• [TASK INSTRUCTIONS]: Restate all of the entries exactly, dropping any pictures they hold.

[Data records]
* * * * *

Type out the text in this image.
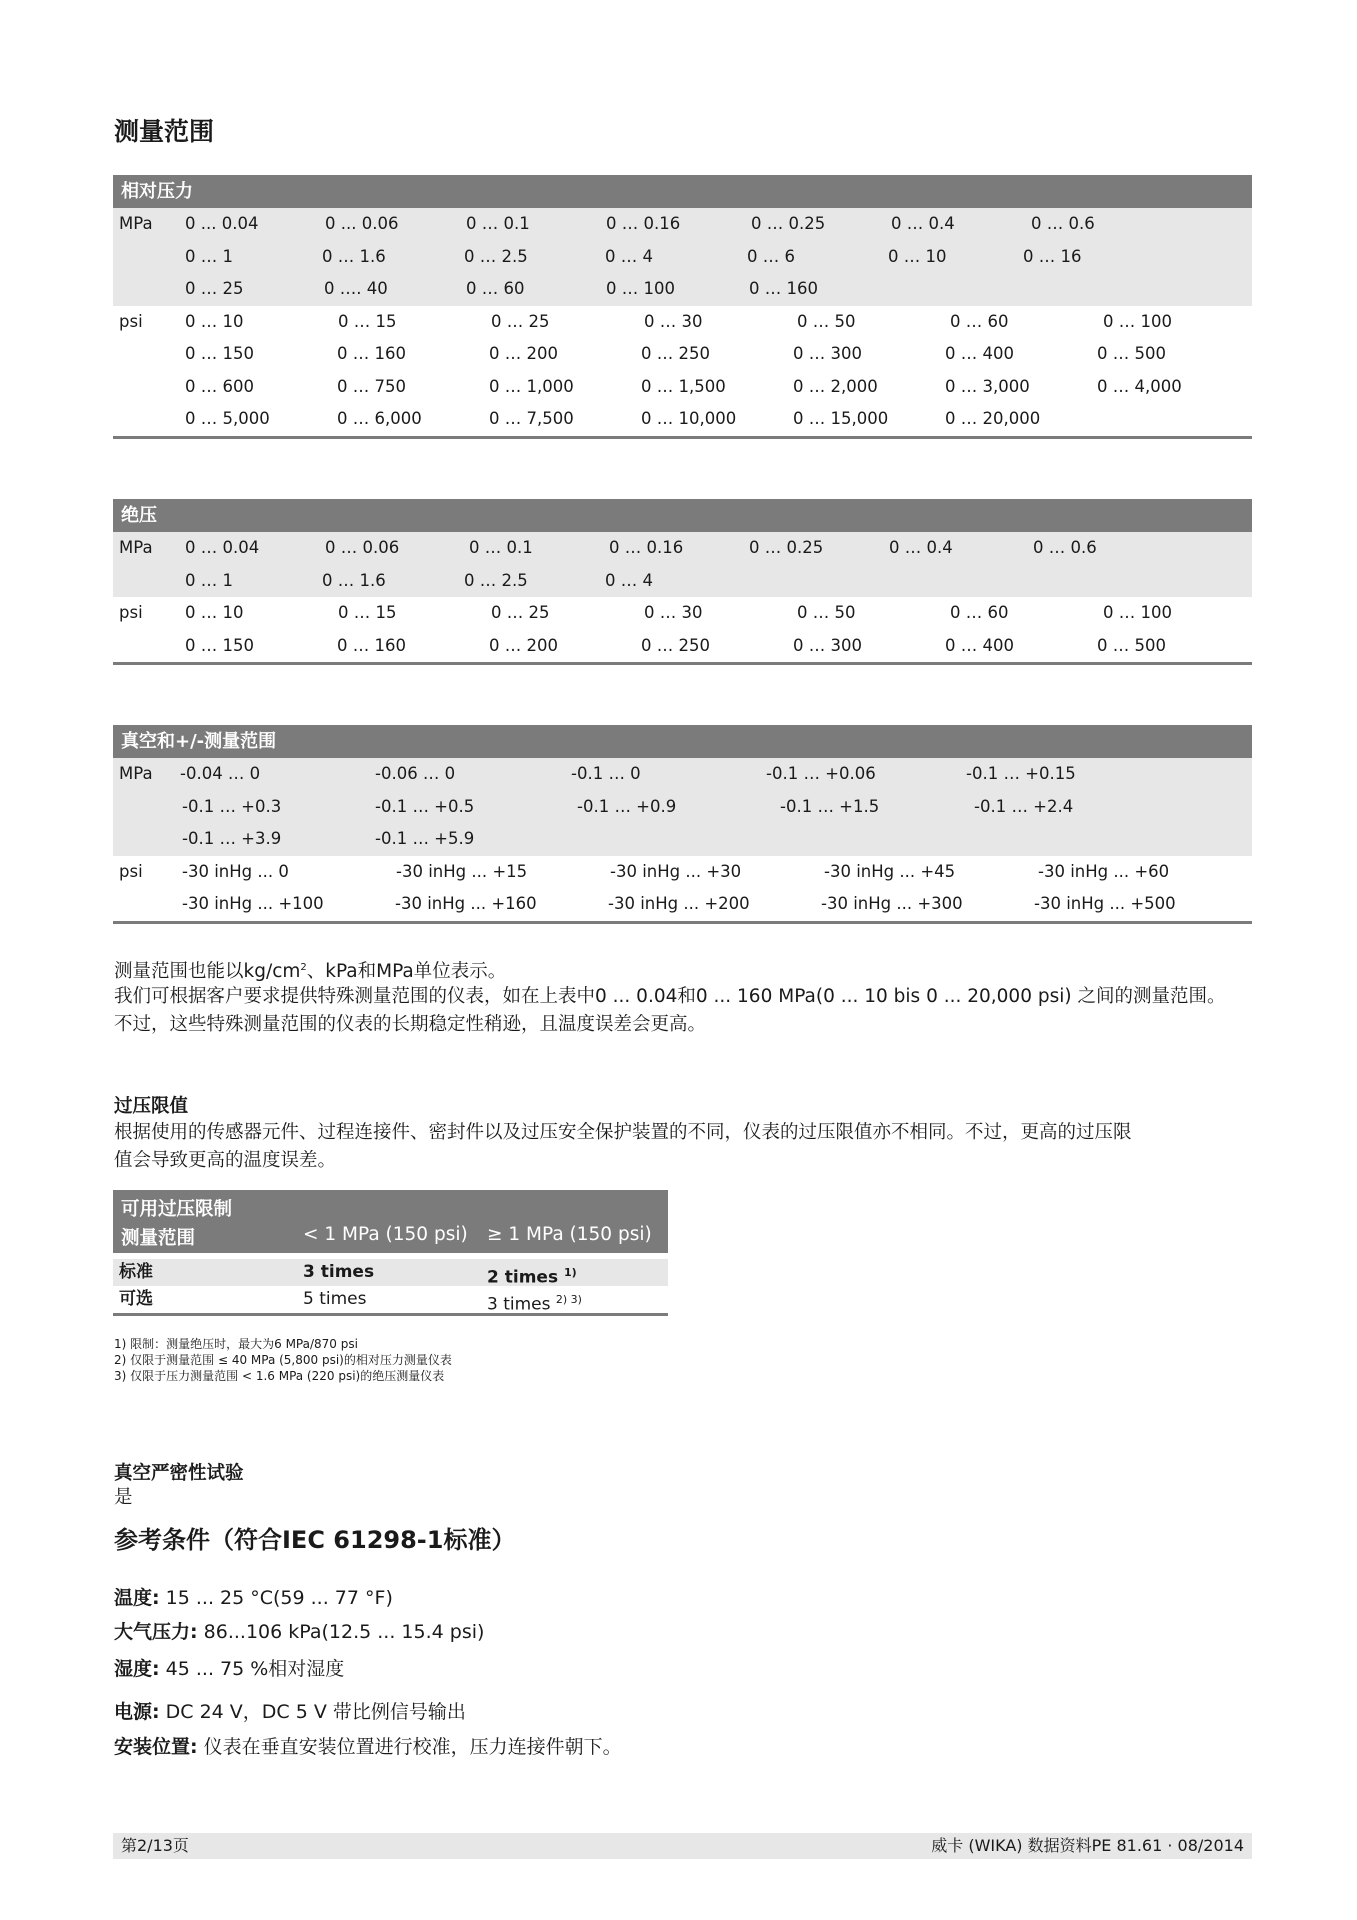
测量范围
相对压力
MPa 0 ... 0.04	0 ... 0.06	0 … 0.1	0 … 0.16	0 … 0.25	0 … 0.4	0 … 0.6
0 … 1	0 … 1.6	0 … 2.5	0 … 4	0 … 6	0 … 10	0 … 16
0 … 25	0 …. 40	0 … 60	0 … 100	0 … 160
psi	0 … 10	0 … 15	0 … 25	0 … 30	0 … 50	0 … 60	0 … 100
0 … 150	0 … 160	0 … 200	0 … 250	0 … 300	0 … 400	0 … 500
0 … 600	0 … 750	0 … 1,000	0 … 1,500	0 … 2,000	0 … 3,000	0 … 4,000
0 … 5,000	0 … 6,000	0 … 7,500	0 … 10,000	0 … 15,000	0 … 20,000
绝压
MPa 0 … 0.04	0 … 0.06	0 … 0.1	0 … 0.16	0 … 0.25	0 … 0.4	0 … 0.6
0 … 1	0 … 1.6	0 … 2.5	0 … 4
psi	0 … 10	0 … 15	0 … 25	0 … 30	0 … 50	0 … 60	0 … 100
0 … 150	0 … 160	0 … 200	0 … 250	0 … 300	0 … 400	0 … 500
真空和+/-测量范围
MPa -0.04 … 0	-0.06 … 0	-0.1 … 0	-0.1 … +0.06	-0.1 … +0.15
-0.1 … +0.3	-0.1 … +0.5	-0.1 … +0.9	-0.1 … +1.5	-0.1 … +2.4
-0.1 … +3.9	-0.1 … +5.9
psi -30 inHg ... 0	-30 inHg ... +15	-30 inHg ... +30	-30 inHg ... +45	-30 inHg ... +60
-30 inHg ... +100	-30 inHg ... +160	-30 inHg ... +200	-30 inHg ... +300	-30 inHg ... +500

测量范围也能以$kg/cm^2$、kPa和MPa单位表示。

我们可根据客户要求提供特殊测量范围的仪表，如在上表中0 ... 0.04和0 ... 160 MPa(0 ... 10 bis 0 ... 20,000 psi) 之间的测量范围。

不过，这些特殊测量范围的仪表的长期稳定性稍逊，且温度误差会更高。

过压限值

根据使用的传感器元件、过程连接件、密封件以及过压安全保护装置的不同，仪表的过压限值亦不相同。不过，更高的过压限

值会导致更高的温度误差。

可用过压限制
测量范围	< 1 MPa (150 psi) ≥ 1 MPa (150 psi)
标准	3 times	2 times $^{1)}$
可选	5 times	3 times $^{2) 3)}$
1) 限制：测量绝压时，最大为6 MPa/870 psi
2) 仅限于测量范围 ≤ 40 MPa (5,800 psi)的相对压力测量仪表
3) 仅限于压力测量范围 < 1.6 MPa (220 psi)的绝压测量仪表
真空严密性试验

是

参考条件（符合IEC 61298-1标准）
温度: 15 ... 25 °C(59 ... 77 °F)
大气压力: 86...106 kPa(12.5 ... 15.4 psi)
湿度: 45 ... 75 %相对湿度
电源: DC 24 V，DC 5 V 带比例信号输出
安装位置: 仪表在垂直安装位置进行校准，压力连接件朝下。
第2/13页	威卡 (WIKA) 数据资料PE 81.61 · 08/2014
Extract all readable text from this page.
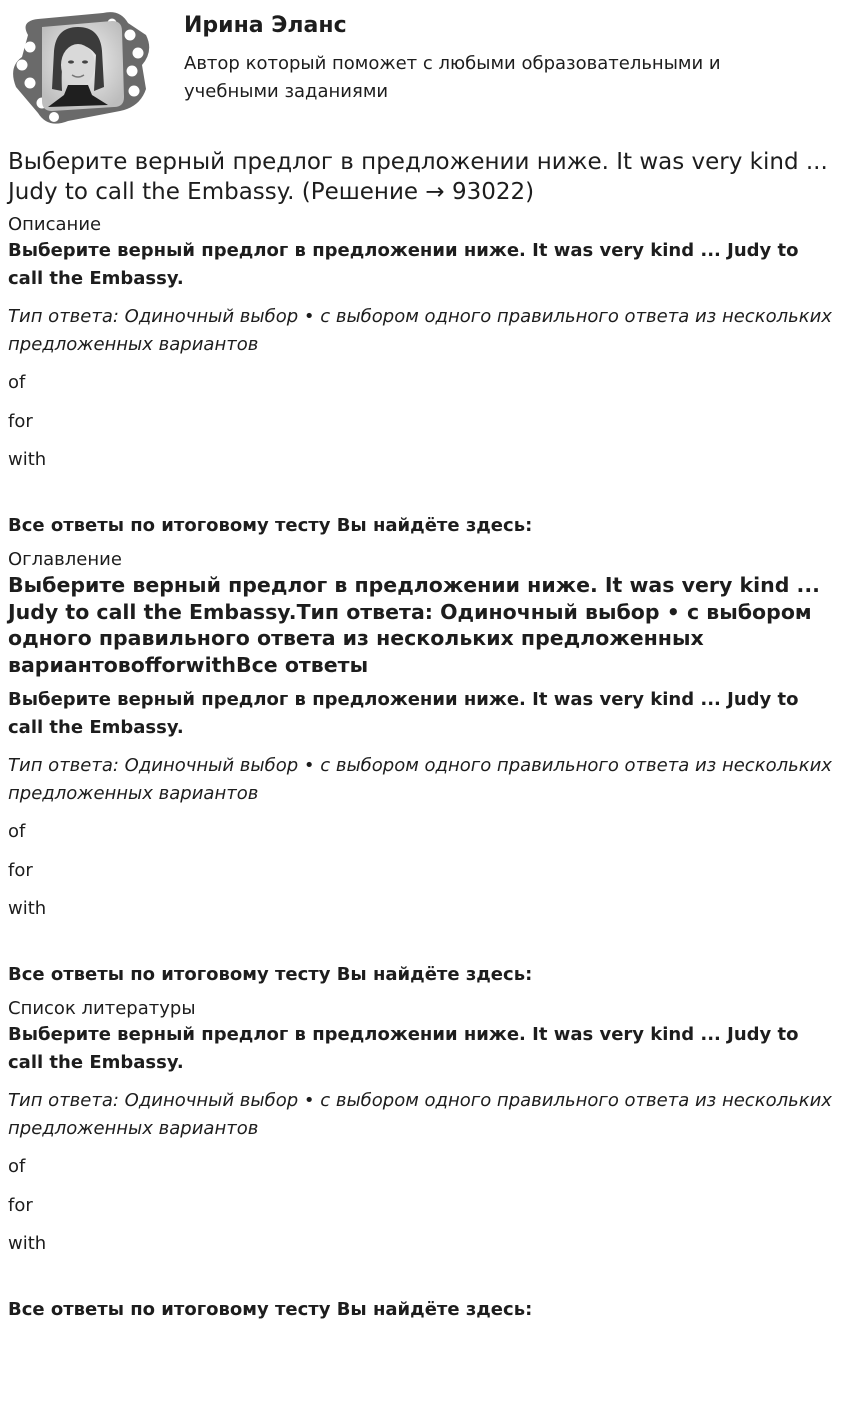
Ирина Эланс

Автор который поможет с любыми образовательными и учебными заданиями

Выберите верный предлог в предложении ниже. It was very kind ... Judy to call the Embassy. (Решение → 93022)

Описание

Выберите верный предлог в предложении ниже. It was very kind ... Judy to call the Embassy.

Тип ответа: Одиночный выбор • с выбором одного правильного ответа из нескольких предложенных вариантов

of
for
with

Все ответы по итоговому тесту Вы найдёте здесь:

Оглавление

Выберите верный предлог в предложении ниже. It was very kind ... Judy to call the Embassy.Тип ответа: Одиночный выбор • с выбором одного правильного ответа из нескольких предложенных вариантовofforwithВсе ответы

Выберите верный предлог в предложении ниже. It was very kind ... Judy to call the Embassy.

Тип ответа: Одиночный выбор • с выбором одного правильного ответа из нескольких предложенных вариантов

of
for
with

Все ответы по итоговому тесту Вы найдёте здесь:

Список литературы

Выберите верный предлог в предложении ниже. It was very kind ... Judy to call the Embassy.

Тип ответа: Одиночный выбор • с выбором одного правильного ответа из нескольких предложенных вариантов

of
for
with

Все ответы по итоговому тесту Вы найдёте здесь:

* * * * *

• [RESPONSE BELOW]:
Type out the text in this image.
测量范围
相对压力
MPa 0 ... 0.04	0 ... 0.06	0 … 0.1	0 … 0.16	0 … 0.25	0 … 0.4	0 … 0.6
0 … 1	0 … 1.6	0 … 2.5	0 … 4	0 … 6	0 … 10	0 … 16
0 … 25	0 …. 40	0 … 60	0 … 100	0 … 160
psi	0 … 10	0 … 15	0 … 25	0 … 30	0 … 50	0 … 60	0 … 100
0 … 150	0 … 160	0 … 200	0 … 250	0 … 300	0 … 400	0 … 500
0 … 600	0 … 750	0 … 1,000	0 … 1,500	0 … 2,000	0 … 3,000	0 … 4,000
0 … 5,000	0 … 6,000	0 … 7,500	0 … 10,000	0 … 15,000	0 … 20,000
绝压
MPa 0 … 0.04	0 … 0.06	0 … 0.1	0 … 0.16	0 … 0.25	0 … 0.4	0 … 0.6
0 … 1	0 … 1.6	0 … 2.5	0 … 4
psi	0 … 10	0 … 15	0 … 25	0 … 30	0 … 50	0 … 60	0 … 100
0 … 150	0 … 160	0 … 200	0 … 250	0 … 300	0 … 400	0 … 500
真空和+/-测量范围
MPa -0.04 … 0	-0.06 … 0	-0.1 … 0	-0.1 … +0.06	-0.1 … +0.15
-0.1 … +0.3	-0.1 … +0.5	-0.1 … +0.9	-0.1 … +1.5	-0.1 … +2.4
-0.1 … +3.9	-0.1 … +5.9
psi -30 inHg ... 0	-30 inHg ... +15	-30 inHg ... +30	-30 inHg ... +45	-30 inHg ... +60
-30 inHg ... +100	-30 inHg ... +160	-30 inHg ... +200	-30 inHg ... +300	-30 inHg ... +500

测量范围也能以$kg/cm^2$、kPa和MPa单位表示。

我们可根据客户要求提供特殊测量范围的仪表，如在上表中0 ... 0.04和0 ... 160 MPa(0 ... 10 bis 0 ... 20,000 psi) 之间的测量范围。

不过，这些特殊测量范围的仪表的长期稳定性稍逊，且温度误差会更高。

过压限值

根据使用的传感器元件、过程连接件、密封件以及过压安全保护装置的不同，仪表的过压限值亦不相同。不过，更高的过压限

值会导致更高的温度误差。

可用过压限制
测量范围	< 1 MPa (150 psi) ≥ 1 MPa (150 psi)
标准	3 times	2 times $^{1)}$
可选	5 times	3 times $^{2) 3)}$
1) 限制：测量绝压时，最大为6 MPa/870 psi
2) 仅限于测量范围 ≤ 40 MPa (5,800 psi)的相对压力测量仪表
3) 仅限于压力测量范围 < 1.6 MPa (220 psi)的绝压测量仪表
真空严密性试验

是

参考条件（符合IEC 61298-1标准）
温度: 15 ... 25 °C(59 ... 77 °F)
大气压力: 86...106 kPa(12.5 ... 15.4 psi)
湿度: 45 ... 75 %相对湿度
电源: DC 24 V，DC 5 V 带比例信号输出
安装位置: 仪表在垂直安装位置进行校准，压力连接件朝下。
第2/13页	威卡 (WIKA) 数据资料PE 81.61 · 08/2014
Extract all readable text from this page.
Ирина Эланс

Автор который поможет с любыми образовательными и учебными заданиями

Выберите верный предлог в предложении ниже. It was very kind ... Judy to call the Embassy. (Решение → 93022)

Описание

Выберите верный предлог в предложении ниже. It was very kind ... Judy to call the Embassy.

Тип ответа: Одиночный выбор • с выбором одного правильного ответа из нескольких предложенных вариантов

of
for
with

Все ответы по итоговому тесту Вы найдёте здесь:

Оглавление

Выберите верный предлог в предложении ниже. It was very kind ... Judy to call the Embassy.Тип ответа: Одиночный выбор • с выбором одного правильного ответа из нескольких предложенных вариантовofforwithВсе ответы

Выберите верный предлог в предложении ниже. It was very kind ... Judy to call the Embassy.

Тип ответа: Одиночный выбор • с выбором одного правильного ответа из нескольких предложенных вариантов

of
for
with

Все ответы по итоговому тесту Вы найдёте здесь:

Список литературы

Выберите верный предлог в предложении ниже. It was very kind ... Judy to call the Embassy.

Тип ответа: Одиночный выбор • с выбором одного правильного ответа из нескольких предложенных вариантов

of
for
with

Все ответы по итоговому тесту Вы найдёте здесь:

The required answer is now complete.